#### What you should do:
Please, could you print all the lines below exactly, leaving out the pictures?

***** Available data

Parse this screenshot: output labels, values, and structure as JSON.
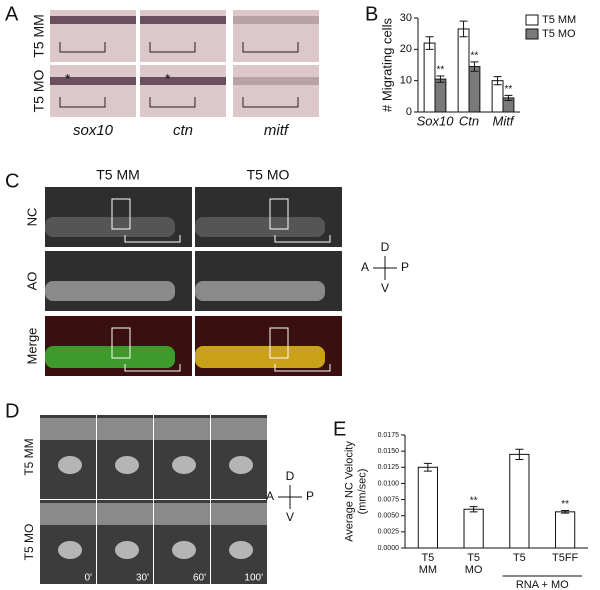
{
  "panels": {
    "A": {
      "label": "A",
      "rows": [
        "T5 MM",
        "T5 MO"
      ],
      "columns": [
        "sox10",
        "ctn",
        "mitf"
      ],
      "marks": [
        "*",
        "*"
      ]
    },
    "B": {
      "label": "B"
    },
    "C": {
      "label": "C",
      "columns": [
        "T5 MM",
        "T5 MO"
      ],
      "rows": [
        "NC",
        "AO",
        "Merge"
      ],
      "compass": {
        "d": "D",
        "a": "A",
        "p": "P",
        "v": "V"
      }
    },
    "D": {
      "label": "D",
      "rows": [
        "T5 MM",
        "T5 MO"
      ],
      "times": [
        "0'",
        "30'",
        "60'",
        "100'"
      ],
      "compass": {
        "d": "D",
        "a": "A",
        "p": "P",
        "v": "V"
      }
    },
    "E": {
      "label": "E"
    }
  },
  "chart_data": [
    {
      "type": "bar",
      "ylabel": [
        "# Migrating cells"
      ],
      "categories": [
        [
          "Sox10"
        ],
        [
          "Ctn"
        ],
        [
          "Mitf"
        ]
      ],
      "italic_categories": true,
      "series": [
        {
          "name": "T5 MM",
          "color": "#ffffff",
          "values": [
            22,
            26.5,
            10
          ],
          "errors": [
            2,
            2.5,
            1.3
          ]
        },
        {
          "name": "T5 MO",
          "color": "#7a7a7a",
          "values": [
            10.5,
            14.5,
            4.5
          ],
          "errors": [
            1,
            1.5,
            0.8
          ],
          "annotations": [
            "**",
            "**",
            "**"
          ]
        }
      ],
      "ylim": [
        0,
        30
      ],
      "yticks": [
        0,
        10,
        20,
        30
      ],
      "legend": "upper right"
    },
    {
      "type": "bar",
      "ylabel": [
        "Average NC Velocity",
        "(mm/sec)"
      ],
      "categories": [
        [
          "T5",
          "MM"
        ],
        [
          "T5",
          "MO"
        ],
        [
          "T5"
        ],
        [
          "T5FF"
        ]
      ],
      "groups": [
        {
          "label": "RNA + MO",
          "categories": [
            2,
            3
          ]
        }
      ],
      "series": [
        {
          "color": "#ffffff",
          "values": [
            0.0125,
            0.006,
            0.0145,
            0.0056
          ],
          "errors": [
            0.0006,
            0.0004,
            0.0008,
            0.0002
          ],
          "annotations": [
            null,
            "**",
            null,
            "**"
          ]
        }
      ],
      "ylim": [
        0,
        0.0175
      ],
      "yticks": [
        {
          "value": 0,
          "label": "0.0000"
        },
        {
          "value": 0.0025,
          "label": "0.0025"
        },
        {
          "value": 0.005,
          "label": "0.0050"
        },
        {
          "value": 0.0075,
          "label": "0.0075"
        },
        {
          "value": 0.01,
          "label": "0.0100"
        },
        {
          "value": 0.0125,
          "label": "0.0125"
        },
        {
          "value": 0.015,
          "label": "0.0150"
        },
        {
          "value": 0.0175,
          "label": "0.0175"
        }
      ]
    }
  ]
}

**********

#### Reply:
Parse this screenshot: output labels, values, and structure as JSON.
{
  "panels": {
    "A": {
      "label": "A",
      "rows": [
        "T5 MM",
        "T5 MO"
      ],
      "columns": [
        "sox10",
        "ctn",
        "mitf"
      ],
      "marks": [
        "*",
        "*"
      ]
    },
    "B": {
      "label": "B"
    },
    "C": {
      "label": "C",
      "columns": [
        "T5 MM",
        "T5 MO"
      ],
      "rows": [
        "NC",
        "AO",
        "Merge"
      ],
      "compass": {
        "d": "D",
        "a": "A",
        "p": "P",
        "v": "V"
      }
    },
    "D": {
      "label": "D",
      "rows": [
        "T5 MM",
        "T5 MO"
      ],
      "times": [
        "0'",
        "30'",
        "60'",
        "100'"
      ],
      "compass": {
        "d": "D",
        "a": "A",
        "p": "P",
        "v": "V"
      }
    },
    "E": {
      "label": "E"
    }
  },
  "chart_data": [
    {
      "type": "bar",
      "ylabel": [
        "# Migrating cells"
      ],
      "categories": [
        [
          "Sox10"
        ],
        [
          "Ctn"
        ],
        [
          "Mitf"
        ]
      ],
      "italic_categories": true,
      "series": [
        {
          "name": "T5 MM",
          "color": "#ffffff",
          "values": [
            22,
            26.5,
            10
          ],
          "errors": [
            2,
            2.5,
            1.3
          ]
        },
        {
          "name": "T5 MO",
          "color": "#7a7a7a",
          "values": [
            10.5,
            14.5,
            4.5
          ],
          "errors": [
            1,
            1.5,
            0.8
          ],
          "annotations": [
            "**",
            "**",
            "**"
          ]
        }
      ],
      "ylim": [
        0,
        30
      ],
      "yticks": [
        0,
        10,
        20,
        30
      ],
      "legend": "upper right"
    },
    {
      "type": "bar",
      "ylabel": [
        "Average NC Velocity",
        "(mm/sec)"
      ],
      "categories": [
        [
          "T5",
          "MM"
        ],
        [
          "T5",
          "MO"
        ],
        [
          "T5"
        ],
        [
          "T5FF"
        ]
      ],
      "groups": [
        {
          "label": "RNA + MO",
          "categories": [
            2,
            3
          ]
        }
      ],
      "series": [
        {
          "color": "#ffffff",
          "values": [
            0.0125,
            0.006,
            0.0145,
            0.0056
          ],
          "errors": [
            0.0006,
            0.0004,
            0.0008,
            0.0002
          ],
          "annotations": [
            null,
            "**",
            null,
            "**"
          ]
        }
      ],
      "ylim": [
        0,
        0.0175
      ],
      "yticks": [
        {
          "value": 0,
          "label": "0.0000"
        },
        {
          "value": 0.0025,
          "label": "0.0025"
        },
        {
          "value": 0.005,
          "label": "0.0050"
        },
        {
          "value": 0.0075,
          "label": "0.0075"
        },
        {
          "value": 0.01,
          "label": "0.0100"
        },
        {
          "value": 0.0125,
          "label": "0.0125"
        },
        {
          "value": 0.015,
          "label": "0.0150"
        },
        {
          "value": 0.0175,
          "label": "0.0175"
        }
      ]
    }
  ]
}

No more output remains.